**DIRECTIONS FOR THIS TASK:**
Starting with the line with "piece-light-rook-a1: ♜ —" and going on through the line with "piece-dark-pawn-a7: ♟ — [195, 862, 276, 1009]" in the material, swap "near-corner-edge" for "board-corner-edge" and give those lines back with everything else unchanged.

=== INPUT DATA ===

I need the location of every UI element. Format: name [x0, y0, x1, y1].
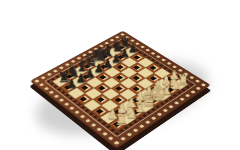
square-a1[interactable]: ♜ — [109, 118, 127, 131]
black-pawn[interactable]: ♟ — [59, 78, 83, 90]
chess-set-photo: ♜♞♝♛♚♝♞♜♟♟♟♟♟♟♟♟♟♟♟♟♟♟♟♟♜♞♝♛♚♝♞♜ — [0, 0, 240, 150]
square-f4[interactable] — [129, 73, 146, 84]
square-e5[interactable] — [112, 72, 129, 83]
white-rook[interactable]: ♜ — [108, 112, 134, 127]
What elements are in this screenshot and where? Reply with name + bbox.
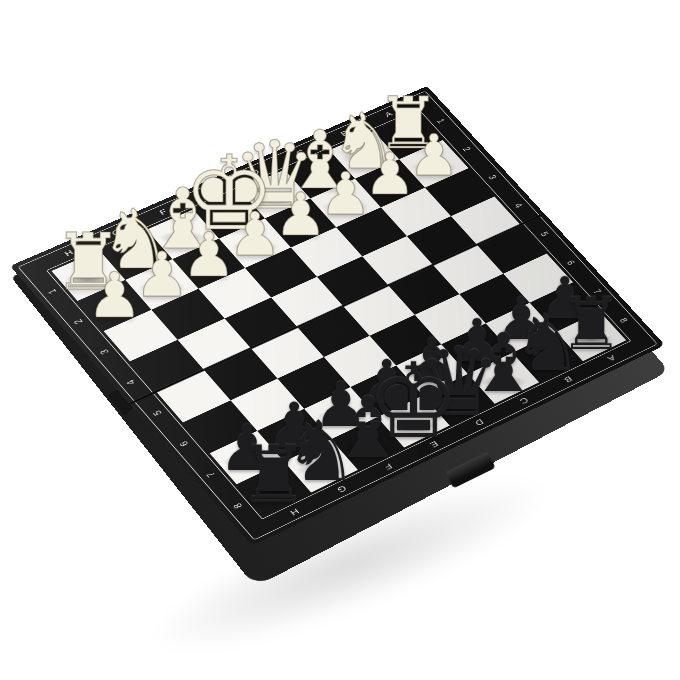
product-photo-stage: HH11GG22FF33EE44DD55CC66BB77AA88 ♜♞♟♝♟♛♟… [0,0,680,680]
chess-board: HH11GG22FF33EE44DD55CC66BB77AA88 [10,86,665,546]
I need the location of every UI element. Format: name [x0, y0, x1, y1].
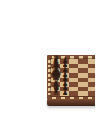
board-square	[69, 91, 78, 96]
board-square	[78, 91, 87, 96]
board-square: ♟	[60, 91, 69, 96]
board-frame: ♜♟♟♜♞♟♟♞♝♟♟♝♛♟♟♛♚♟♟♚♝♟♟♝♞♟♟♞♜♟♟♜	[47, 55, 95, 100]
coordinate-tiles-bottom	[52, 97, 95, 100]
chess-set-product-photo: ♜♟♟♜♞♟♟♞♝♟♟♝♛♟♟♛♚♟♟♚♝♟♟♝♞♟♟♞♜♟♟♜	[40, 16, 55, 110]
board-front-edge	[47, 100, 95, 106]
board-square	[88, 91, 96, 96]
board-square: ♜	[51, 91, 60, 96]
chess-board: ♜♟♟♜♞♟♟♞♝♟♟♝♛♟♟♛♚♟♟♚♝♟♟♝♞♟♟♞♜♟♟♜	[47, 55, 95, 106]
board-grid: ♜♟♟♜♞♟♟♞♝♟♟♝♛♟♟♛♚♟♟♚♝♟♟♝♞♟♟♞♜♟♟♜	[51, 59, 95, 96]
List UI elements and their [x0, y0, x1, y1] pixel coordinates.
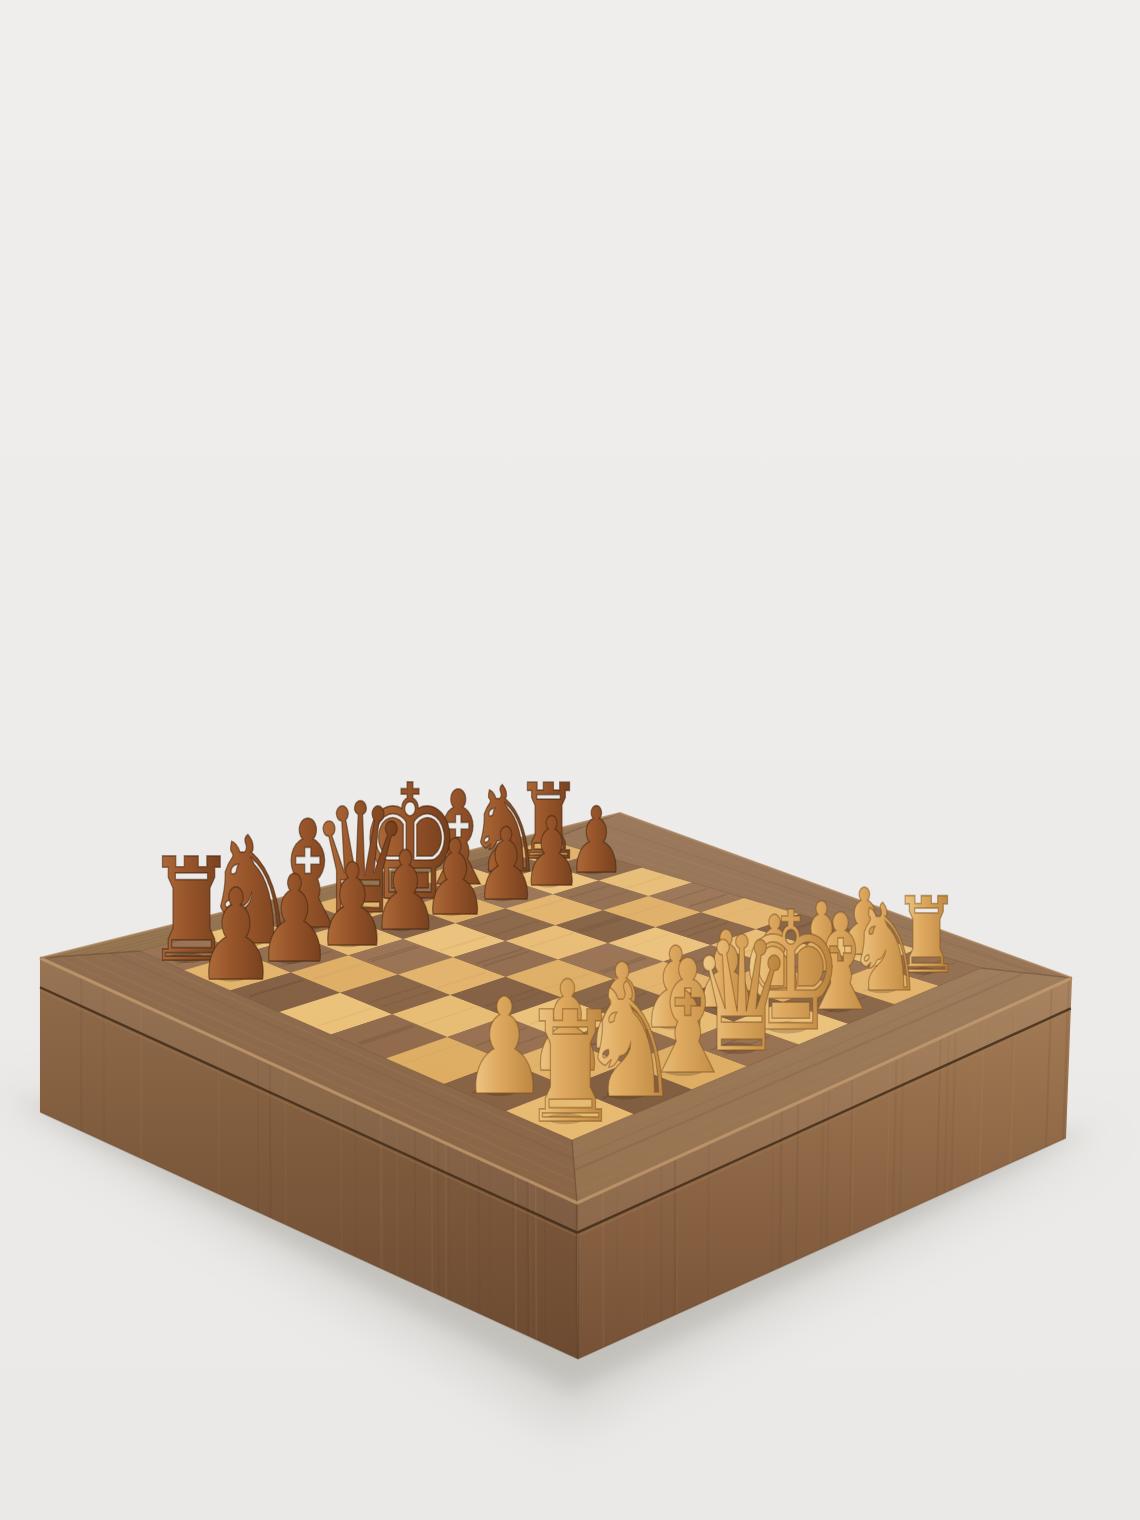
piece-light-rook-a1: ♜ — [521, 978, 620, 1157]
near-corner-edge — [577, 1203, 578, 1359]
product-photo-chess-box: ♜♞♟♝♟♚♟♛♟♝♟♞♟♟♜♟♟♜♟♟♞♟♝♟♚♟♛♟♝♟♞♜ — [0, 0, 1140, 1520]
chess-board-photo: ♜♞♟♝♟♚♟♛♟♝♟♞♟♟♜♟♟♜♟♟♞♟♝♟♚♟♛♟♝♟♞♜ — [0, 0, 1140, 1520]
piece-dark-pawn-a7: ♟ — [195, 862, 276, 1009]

===
=== INPUT DATA ===

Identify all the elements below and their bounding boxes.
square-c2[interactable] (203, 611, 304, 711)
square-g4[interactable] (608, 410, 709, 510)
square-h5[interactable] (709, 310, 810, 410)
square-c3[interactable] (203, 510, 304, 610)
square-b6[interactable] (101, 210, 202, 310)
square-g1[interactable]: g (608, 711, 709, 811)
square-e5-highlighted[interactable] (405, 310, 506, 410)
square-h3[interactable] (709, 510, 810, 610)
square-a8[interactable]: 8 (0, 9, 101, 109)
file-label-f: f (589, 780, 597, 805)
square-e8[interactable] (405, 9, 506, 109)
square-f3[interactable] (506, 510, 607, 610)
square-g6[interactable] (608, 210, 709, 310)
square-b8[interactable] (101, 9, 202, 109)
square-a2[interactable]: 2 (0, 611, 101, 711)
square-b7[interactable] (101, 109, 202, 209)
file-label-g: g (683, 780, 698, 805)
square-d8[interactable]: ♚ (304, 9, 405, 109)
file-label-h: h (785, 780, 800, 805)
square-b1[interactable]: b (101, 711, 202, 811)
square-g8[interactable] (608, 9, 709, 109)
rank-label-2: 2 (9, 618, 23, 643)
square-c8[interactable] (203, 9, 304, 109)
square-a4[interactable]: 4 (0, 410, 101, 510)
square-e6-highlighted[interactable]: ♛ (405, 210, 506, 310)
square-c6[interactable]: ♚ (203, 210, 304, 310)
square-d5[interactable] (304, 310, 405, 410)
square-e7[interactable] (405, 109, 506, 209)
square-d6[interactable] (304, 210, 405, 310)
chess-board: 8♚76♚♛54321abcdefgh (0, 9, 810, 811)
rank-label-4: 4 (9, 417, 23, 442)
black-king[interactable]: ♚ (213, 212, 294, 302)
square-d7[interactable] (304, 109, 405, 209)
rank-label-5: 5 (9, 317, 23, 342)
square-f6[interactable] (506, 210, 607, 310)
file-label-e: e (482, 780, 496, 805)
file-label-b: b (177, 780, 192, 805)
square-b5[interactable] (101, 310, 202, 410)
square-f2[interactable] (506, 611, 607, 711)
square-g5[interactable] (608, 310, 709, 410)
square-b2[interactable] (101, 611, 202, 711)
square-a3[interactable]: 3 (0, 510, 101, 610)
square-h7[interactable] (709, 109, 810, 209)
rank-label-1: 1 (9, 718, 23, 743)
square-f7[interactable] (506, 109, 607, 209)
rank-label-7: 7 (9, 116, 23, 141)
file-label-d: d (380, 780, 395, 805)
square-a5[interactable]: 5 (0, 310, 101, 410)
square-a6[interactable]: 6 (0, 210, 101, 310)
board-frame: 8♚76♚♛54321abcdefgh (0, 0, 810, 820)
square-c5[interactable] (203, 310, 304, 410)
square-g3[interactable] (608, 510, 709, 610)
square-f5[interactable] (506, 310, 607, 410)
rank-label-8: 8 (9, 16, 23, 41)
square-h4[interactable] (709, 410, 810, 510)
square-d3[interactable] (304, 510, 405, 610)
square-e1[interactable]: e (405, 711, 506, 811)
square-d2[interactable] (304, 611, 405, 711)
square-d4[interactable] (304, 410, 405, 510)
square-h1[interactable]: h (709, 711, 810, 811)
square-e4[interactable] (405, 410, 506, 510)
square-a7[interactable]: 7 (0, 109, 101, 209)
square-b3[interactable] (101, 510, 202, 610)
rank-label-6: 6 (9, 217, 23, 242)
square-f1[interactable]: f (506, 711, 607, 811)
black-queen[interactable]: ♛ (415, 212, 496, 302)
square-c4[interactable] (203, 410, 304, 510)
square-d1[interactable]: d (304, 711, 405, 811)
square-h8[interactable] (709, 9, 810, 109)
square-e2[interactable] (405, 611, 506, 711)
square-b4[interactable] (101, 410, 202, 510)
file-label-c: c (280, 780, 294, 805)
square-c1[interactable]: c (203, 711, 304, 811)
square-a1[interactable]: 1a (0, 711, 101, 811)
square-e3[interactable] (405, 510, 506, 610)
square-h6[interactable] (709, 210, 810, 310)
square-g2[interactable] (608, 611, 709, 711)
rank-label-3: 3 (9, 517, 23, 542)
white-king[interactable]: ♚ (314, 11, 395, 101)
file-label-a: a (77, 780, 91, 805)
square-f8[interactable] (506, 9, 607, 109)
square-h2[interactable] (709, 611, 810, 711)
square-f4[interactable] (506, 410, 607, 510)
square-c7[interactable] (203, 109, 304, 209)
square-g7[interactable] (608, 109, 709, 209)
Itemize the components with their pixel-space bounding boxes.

===
=== INPUT DATA ===

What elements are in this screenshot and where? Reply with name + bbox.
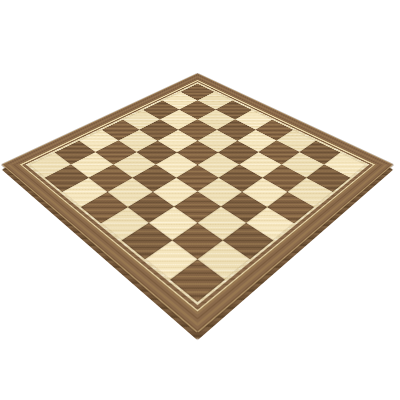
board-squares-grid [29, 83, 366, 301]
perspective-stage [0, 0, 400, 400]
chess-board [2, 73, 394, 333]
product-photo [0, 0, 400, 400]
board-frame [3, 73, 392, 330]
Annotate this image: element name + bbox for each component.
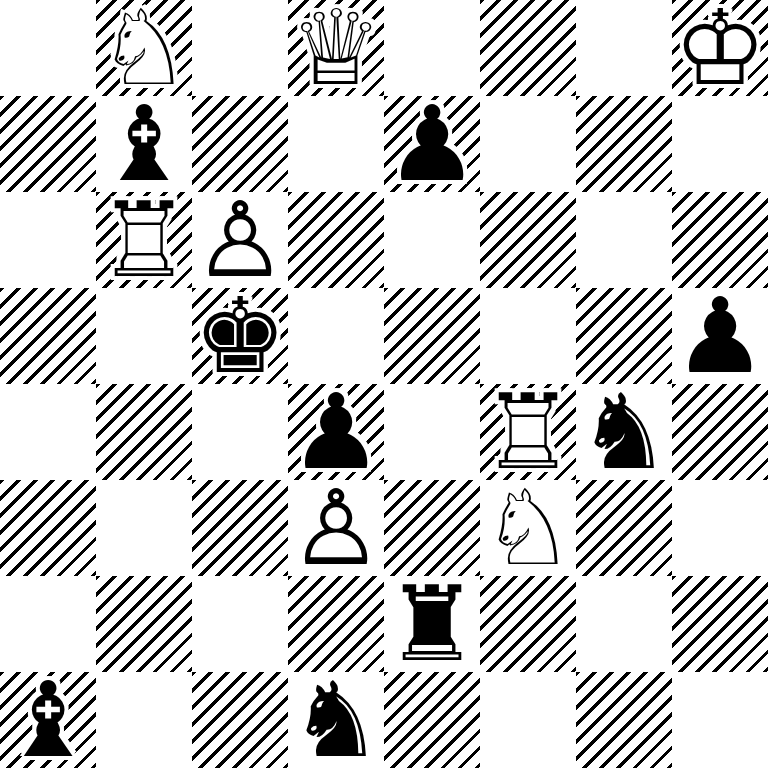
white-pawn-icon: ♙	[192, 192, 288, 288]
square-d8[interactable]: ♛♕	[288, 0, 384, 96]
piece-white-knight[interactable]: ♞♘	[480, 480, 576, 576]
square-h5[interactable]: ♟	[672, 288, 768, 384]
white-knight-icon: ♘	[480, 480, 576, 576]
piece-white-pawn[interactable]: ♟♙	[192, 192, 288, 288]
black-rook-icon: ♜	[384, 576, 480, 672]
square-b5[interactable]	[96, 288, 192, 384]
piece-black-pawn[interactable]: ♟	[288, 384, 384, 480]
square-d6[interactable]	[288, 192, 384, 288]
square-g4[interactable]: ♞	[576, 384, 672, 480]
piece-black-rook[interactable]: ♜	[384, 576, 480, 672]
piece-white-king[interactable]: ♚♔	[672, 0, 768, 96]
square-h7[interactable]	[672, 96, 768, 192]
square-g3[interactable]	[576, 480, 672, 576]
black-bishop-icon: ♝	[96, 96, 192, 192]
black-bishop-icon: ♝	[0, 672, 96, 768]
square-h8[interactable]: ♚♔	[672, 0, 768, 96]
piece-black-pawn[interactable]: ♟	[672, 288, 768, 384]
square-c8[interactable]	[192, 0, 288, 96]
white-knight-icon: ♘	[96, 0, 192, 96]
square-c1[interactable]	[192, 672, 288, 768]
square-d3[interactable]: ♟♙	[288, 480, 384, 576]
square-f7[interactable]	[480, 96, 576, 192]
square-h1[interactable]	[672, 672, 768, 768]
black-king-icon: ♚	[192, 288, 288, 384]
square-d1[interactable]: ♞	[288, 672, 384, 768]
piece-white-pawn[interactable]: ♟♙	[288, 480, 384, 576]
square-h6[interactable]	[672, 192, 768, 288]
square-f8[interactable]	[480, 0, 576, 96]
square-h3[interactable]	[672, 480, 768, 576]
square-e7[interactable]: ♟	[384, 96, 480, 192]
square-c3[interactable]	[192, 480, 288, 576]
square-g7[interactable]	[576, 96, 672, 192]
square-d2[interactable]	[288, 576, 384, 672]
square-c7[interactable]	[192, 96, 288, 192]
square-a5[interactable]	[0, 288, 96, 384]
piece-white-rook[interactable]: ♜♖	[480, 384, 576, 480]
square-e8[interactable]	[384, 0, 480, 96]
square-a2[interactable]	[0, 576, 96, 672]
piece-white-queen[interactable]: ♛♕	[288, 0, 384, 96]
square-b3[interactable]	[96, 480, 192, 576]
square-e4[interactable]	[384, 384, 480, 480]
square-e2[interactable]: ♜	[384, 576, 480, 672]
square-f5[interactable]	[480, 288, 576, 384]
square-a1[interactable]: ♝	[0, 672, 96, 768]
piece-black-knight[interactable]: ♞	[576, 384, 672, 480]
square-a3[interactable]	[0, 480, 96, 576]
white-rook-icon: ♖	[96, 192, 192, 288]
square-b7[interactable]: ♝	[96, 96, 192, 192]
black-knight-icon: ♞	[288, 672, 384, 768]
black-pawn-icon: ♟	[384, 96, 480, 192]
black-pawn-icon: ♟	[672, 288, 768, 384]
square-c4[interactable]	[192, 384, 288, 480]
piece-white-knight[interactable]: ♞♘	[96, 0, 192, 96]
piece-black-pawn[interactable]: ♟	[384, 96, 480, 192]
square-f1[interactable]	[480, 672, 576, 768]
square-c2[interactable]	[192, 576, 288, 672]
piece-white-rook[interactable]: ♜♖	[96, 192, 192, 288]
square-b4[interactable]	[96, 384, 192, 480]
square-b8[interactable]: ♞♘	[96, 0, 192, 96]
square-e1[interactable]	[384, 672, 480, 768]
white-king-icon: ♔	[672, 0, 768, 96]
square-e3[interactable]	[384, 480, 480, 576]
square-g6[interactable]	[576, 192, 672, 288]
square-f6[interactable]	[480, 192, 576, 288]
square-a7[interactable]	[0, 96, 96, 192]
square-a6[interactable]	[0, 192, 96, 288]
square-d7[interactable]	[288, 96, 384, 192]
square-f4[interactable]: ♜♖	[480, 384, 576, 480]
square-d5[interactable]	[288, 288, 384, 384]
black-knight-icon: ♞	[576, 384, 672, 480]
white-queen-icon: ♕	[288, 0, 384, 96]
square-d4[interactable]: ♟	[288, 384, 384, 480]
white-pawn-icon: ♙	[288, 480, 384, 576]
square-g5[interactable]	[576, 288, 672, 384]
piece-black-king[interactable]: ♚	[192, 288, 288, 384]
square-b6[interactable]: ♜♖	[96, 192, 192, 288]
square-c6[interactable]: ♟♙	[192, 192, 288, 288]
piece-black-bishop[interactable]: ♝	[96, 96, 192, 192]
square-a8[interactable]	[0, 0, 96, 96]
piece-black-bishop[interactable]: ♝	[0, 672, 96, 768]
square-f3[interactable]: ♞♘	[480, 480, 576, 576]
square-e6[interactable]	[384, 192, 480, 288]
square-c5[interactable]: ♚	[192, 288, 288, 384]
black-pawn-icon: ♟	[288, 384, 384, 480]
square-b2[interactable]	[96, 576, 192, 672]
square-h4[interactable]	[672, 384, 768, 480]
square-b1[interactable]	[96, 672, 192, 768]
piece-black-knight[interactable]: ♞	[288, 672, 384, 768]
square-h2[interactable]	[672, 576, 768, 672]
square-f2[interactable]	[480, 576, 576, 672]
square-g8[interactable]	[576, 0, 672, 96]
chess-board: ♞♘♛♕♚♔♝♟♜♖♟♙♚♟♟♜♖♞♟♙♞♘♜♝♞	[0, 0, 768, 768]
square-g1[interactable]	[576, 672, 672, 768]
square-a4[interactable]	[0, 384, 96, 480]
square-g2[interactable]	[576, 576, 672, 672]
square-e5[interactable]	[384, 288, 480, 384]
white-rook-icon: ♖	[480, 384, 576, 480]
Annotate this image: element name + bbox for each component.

===

**WRITTEN ANSWER:**
piece-light-rook-a1: ♜ — [521, 978, 620, 1157]
board-corner-edge — [577, 1203, 578, 1359]
product-photo-chess-box: ♜♞♟♝♟♚♟♛♟♝♟♞♟♟♜♟♟♜♟♟♞♟♝♟♚♟♛♟♝♟♞♜ — [0, 0, 1140, 1520]
chess-board-photo: ♜♞♟♝♟♚♟♛♟♝♟♞♟♟♜♟♟♜♟♟♞♟♝♟♚♟♛♟♝♟♞♜ — [0, 0, 1140, 1520]
piece-dark-pawn-a7: ♟ — [195, 862, 276, 1009]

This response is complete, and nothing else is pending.